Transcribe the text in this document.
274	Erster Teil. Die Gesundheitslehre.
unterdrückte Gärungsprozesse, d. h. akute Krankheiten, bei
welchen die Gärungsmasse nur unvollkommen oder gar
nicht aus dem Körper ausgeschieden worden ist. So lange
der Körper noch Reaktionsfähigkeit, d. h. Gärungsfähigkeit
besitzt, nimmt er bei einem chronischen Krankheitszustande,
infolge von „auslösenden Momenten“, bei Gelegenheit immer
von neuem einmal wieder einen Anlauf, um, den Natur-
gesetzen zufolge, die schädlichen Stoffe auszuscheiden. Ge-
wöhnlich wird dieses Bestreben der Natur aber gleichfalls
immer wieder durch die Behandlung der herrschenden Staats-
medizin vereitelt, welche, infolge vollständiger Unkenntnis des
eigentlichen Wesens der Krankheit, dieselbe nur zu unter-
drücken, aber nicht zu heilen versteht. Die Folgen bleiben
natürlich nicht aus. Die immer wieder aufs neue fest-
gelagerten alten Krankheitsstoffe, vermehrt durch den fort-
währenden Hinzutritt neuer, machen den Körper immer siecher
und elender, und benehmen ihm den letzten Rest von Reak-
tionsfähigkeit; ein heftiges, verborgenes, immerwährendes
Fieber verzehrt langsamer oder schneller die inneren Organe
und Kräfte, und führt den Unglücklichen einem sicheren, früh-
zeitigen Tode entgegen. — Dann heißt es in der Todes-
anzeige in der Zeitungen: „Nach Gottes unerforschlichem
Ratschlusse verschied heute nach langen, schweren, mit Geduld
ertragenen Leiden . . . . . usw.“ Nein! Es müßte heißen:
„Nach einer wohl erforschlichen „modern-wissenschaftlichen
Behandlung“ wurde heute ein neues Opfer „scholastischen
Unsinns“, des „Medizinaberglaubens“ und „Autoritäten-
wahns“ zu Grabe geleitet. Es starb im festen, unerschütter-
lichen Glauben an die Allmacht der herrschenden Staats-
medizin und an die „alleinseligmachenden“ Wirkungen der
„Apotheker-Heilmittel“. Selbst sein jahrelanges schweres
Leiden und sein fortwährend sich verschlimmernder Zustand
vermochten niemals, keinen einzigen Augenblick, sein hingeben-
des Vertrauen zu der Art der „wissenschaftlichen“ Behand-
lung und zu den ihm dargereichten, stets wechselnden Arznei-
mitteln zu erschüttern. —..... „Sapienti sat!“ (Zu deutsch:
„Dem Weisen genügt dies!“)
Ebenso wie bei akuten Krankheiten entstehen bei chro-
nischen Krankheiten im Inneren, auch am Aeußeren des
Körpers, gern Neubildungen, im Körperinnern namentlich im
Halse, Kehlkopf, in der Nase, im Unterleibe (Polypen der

○ ○ ○ ○ ○ ○ ○

Go line by line through the material above and return each one that includes "durch".

## Solution to the problem
immer wieder durch die Behandlung der herrschenden Staats-
gelagerten alten Krankheitsstoffe, vermehrt durch den fort-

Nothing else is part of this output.